Prompt:
Please quote the entries from the line containing "svg-text:NSN. 7643014613681: NSN." through the line containing "svg-text:Elm Grove: Elm", both included, without changing anything.

Provided data:
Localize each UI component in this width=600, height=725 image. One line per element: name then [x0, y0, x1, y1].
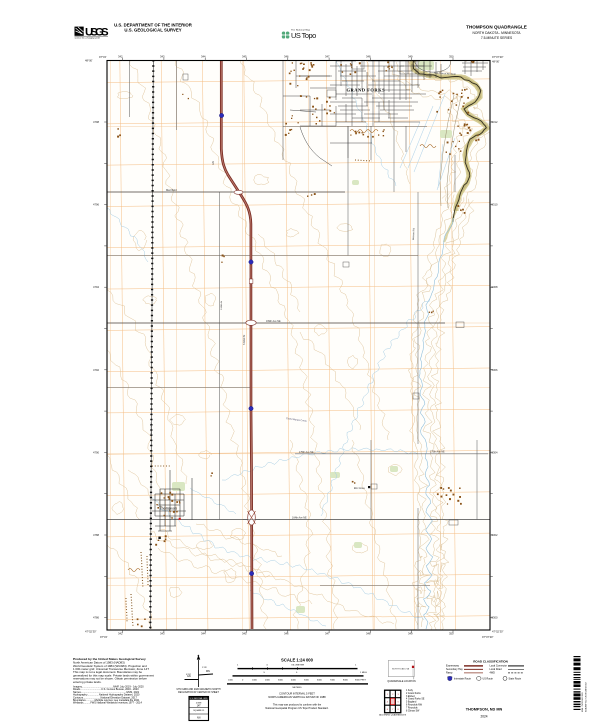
svg-text:NSN. 7643014613681: NSN. 7643014613681 [582, 691, 584, 712]
svg-text:THOMPSON QUADRANGLE: THOMPSON QUADRANGLE [466, 25, 527, 30]
svg-text:S 48th St: S 48th St [220, 301, 223, 310]
svg-text:MN: MN [206, 670, 210, 673]
svg-text:48°00': 48°00' [85, 59, 93, 63]
svg-text:5302: 5302 [492, 533, 498, 537]
svg-text:SCALE 1:24 000: SCALE 1:24 000 [281, 657, 314, 662]
svg-text:344: 344 [201, 55, 206, 59]
svg-text:48°00': 48°00' [492, 60, 500, 64]
svg-text:97°15': 97°15' [100, 635, 108, 639]
svg-text:346: 346 [284, 632, 289, 636]
svg-text:Interstate Route: Interstate Route [454, 678, 472, 681]
svg-text:4000: 4000 [291, 680, 297, 682]
svg-text:346: 346 [284, 55, 289, 59]
svg-text:2024: 2024 [480, 715, 487, 719]
svg-text:97°07'30": 97°07'30" [482, 635, 494, 639]
svg-text:1000: 1000 [228, 680, 234, 682]
svg-text:6000: 6000 [317, 680, 323, 682]
svg-text:entering private lands.: entering private lands. [73, 680, 102, 684]
svg-text:175th Ave NE: 175th Ave NE [430, 451, 445, 454]
svg-text:350: 350 [449, 632, 454, 636]
svg-text:5310: 5310 [492, 203, 498, 207]
svg-text:METERS: METERS [292, 687, 302, 689]
svg-text:science for a changing world: science for a changing world [75, 37, 101, 40]
svg-text:KILOMETER: KILOMETER [291, 665, 304, 667]
svg-text:342: 342 [118, 55, 123, 59]
svg-text:4796: 4796 [93, 203, 99, 207]
svg-text:3 Eldred: 3 Eldred [406, 695, 415, 698]
svg-text:NORTH AMERICAN VERTICAL DATUM: NORTH AMERICAN VERTICAL DATUM OF 1988 [268, 695, 326, 699]
svg-text:ROAD CLASSIFICATION: ROAD CLASSIFICATION [473, 659, 508, 663]
svg-text:BNSF RLWY: BNSF RLWY [151, 422, 153, 435]
svg-text:348: 348 [366, 632, 371, 636]
svg-text:US Route: US Route [483, 678, 494, 681]
svg-text:14T: 14T [197, 706, 202, 708]
svg-text:4790: 4790 [93, 450, 99, 454]
svg-text:2 Grand Forks: 2 Grand Forks [406, 692, 422, 695]
svg-text:8000: 8000 [343, 680, 349, 682]
svg-text:Wetlands..........FWS National: Wetlands..........FWS National Wetlands … [73, 702, 142, 705]
svg-text:1°35': 1°35' [202, 667, 208, 669]
svg-text:7 Reynolds: 7 Reynolds [406, 707, 418, 709]
svg-text:5000: 5000 [304, 680, 310, 682]
svg-text:GRAND FORKS: GRAND FORKS [347, 88, 386, 93]
svg-text:Elm Grove: Elm Grove [354, 487, 366, 490]
svg-text:47°52'30": 47°52'30" [85, 630, 97, 634]
svg-text:NGA REF NO. USGSX24K43302: NGA REF NO. USGSX24K43302 [585, 682, 588, 712]
svg-text:343: 343 [160, 632, 165, 636]
svg-text:1 MILE: 1 MILE [360, 672, 367, 674]
svg-text:State Route: State Route [509, 678, 522, 681]
svg-text:5312: 5312 [492, 120, 498, 124]
svg-text:QUADRANGLE LOCATION: QUADRANGLE LOCATION [387, 680, 416, 683]
svg-text:4798: 4798 [93, 120, 99, 124]
svg-text:3000: 3000 [278, 680, 284, 682]
svg-text:47°52'30": 47°52'30" [492, 630, 504, 634]
svg-text:5 Bygland: 5 Bygland [406, 702, 417, 704]
svg-text:8 Climax SW: 8 Climax SW [406, 710, 420, 712]
svg-text:4792: 4792 [93, 368, 99, 372]
svg-text:349: 349 [408, 632, 413, 636]
svg-text:1000: 1000 [252, 680, 258, 682]
svg-text:343: 343 [160, 55, 165, 59]
svg-text:U.S. NATIONAL GRID: U.S. NATIONAL GRID [190, 697, 208, 700]
svg-text:Ramp: Ramp [446, 672, 453, 675]
svg-text:2000: 2000 [265, 680, 271, 682]
svg-text:THOMPSON, ND MN: THOMPSON, ND MN [466, 708, 503, 712]
svg-text:NORTH DAKOTA - MINNESOTA: NORTH DAKOTA - MINNESOTA [473, 31, 522, 35]
svg-text:345: 345 [242, 632, 247, 636]
svg-text:97°15': 97°15' [99, 55, 107, 59]
svg-text:Belmont Rd: Belmont Rd [412, 227, 415, 240]
svg-text:97°07'30": 97°07'30" [492, 55, 504, 59]
svg-text:4786: 4786 [93, 616, 99, 620]
svg-text:UTM GRID AND 2020 MAGNETIC NOR: UTM GRID AND 2020 MAGNETIC NORTH [177, 688, 221, 691]
svg-text:5304: 5304 [492, 450, 498, 454]
svg-text:342: 342 [118, 632, 123, 636]
svg-text:4WD: 4WD [490, 672, 496, 675]
svg-text:ZONE: ZONE [196, 703, 202, 705]
svg-text:ADJOINING QUADRANGLES: ADJOINING QUADRANGLES [379, 714, 406, 717]
svg-text:1 Kelly: 1 Kelly [406, 690, 414, 692]
svg-text:345: 345 [242, 55, 247, 59]
svg-text:National Geospatial Program US: National Geospatial Program US Topo Prod… [265, 707, 328, 710]
svg-text:7.5-MINUTE SERIES: 7.5-MINUTE SERIES [481, 36, 513, 40]
svg-text:5300: 5300 [492, 616, 498, 620]
svg-text:7000: 7000 [330, 680, 336, 682]
svg-text:9000 FEET: 9000 FEET [355, 680, 367, 682]
svg-text:Thompson: Thompson [159, 506, 178, 511]
svg-text:348: 348 [366, 55, 371, 59]
svg-text:347: 347 [325, 632, 330, 636]
svg-text:★: ★ [197, 654, 200, 658]
svg-text:S 42nd St: S 42nd St [243, 335, 246, 345]
svg-text:4788: 4788 [93, 533, 99, 537]
svg-text:Merrifield: Merrifield [166, 188, 177, 192]
svg-text:169th Ave NE: 169th Ave NE [266, 320, 281, 323]
svg-text:SQUARE ID: SQUARE ID [193, 709, 205, 712]
svg-text:175th Ave NE: 175th Ave NE [299, 451, 314, 454]
svg-text:USGS: USGS [85, 26, 109, 38]
svg-text:NORTH DAKOTA: NORTH DAKOTA [392, 667, 410, 670]
svg-text:5308: 5308 [492, 285, 498, 289]
svg-text:5306: 5306 [492, 368, 498, 372]
svg-text:164th Ave NE: 164th Ave NE [292, 517, 307, 520]
svg-text:NN: NN [197, 718, 201, 720]
svg-text:6 Reynolds NW: 6 Reynolds NW [406, 705, 423, 707]
svg-text:350: 350 [449, 55, 454, 59]
svg-text:4 Grand Forks SE: 4 Grand Forks SE [406, 698, 425, 701]
svg-text:0°18': 0°18' [186, 674, 192, 676]
svg-text:U.S. GEOLOGICAL SURVEY: U.S. GEOLOGICAL SURVEY [124, 27, 181, 32]
svg-text:347: 347 [325, 55, 330, 59]
svg-text:US Topo: US Topo [291, 31, 316, 40]
svg-text:349: 349 [408, 55, 413, 59]
svg-text:344: 344 [201, 632, 206, 636]
svg-text:4794: 4794 [93, 285, 99, 289]
svg-text:DECLINATION AT CENTER OF SHEET: DECLINATION AT CENTER OF SHEET [178, 691, 219, 694]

Final result:
svg-text:NSN. 7643014613681: NSN. 7643014613681 [582, 691, 584, 712]
svg-text:THOMPSON QUADRANGLE: THOMPSON QUADRANGLE [466, 25, 527, 30]
svg-text:S 48th St: S 48th St [220, 301, 223, 310]
svg-text:MN: MN [206, 670, 210, 673]
svg-text:48°00': 48°00' [85, 59, 93, 63]
svg-text:5302: 5302 [492, 533, 498, 537]
svg-text:SCALE 1:24 000: SCALE 1:24 000 [281, 657, 314, 662]
svg-text:344: 344 [201, 55, 206, 59]
svg-text:48°00': 48°00' [492, 60, 500, 64]
svg-text:97°15': 97°15' [100, 635, 108, 639]
svg-text:346: 346 [284, 632, 289, 636]
svg-text:Interstate Route: Interstate Route [454, 678, 472, 681]
svg-text:4000: 4000 [291, 680, 297, 682]
svg-text:346: 346 [284, 55, 289, 59]
svg-text:2024: 2024 [480, 715, 487, 719]
svg-text:97°07'30": 97°07'30" [482, 635, 494, 639]
svg-text:1000: 1000 [228, 680, 234, 682]
svg-text:6000: 6000 [317, 680, 323, 682]
svg-text:entering private lands.: entering private lands. [73, 680, 102, 684]
svg-text:175th Ave NE: 175th Ave NE [430, 451, 445, 454]
svg-text:350: 350 [449, 632, 454, 636]
svg-text:5310: 5310 [492, 203, 498, 207]
svg-text:METERS: METERS [292, 687, 302, 689]
svg-text:science for a changing world: science for a changing world [75, 37, 101, 40]
svg-text:KILOMETER: KILOMETER [291, 665, 304, 667]
svg-text:342: 342 [118, 55, 123, 59]
svg-text:4796: 4796 [93, 203, 99, 207]
svg-text:3 Eldred: 3 Eldred [406, 695, 415, 698]
svg-text:NORTH AMERICAN VERTICAL DATUM: NORTH AMERICAN VERTICAL DATUM OF 1988 [268, 695, 326, 699]
svg-text:ROAD CLASSIFICATION: ROAD CLASSIFICATION [473, 659, 508, 663]
svg-text:BNSF RLWY: BNSF RLWY [151, 422, 153, 435]
svg-text:348: 348 [366, 632, 371, 636]
svg-text:US Route: US Route [483, 678, 494, 681]
svg-text:14T: 14T [197, 706, 202, 708]
svg-text:4790: 4790 [93, 450, 99, 454]
svg-text:2 Grand Forks: 2 Grand Forks [406, 692, 422, 695]
svg-text:8000: 8000 [343, 680, 349, 682]
svg-text:Wetlands..........FWS National: Wetlands..........FWS National Wetlands … [73, 702, 142, 705]
svg-text:1°35': 1°35' [202, 667, 208, 669]
svg-text:7 Reynolds: 7 Reynolds [406, 707, 418, 709]
svg-text:5000: 5000 [304, 680, 310, 682]
svg-text:GRAND FORKS: GRAND FORKS [347, 88, 386, 93]
svg-text:Elm Grove: Elm Grove [354, 487, 366, 490]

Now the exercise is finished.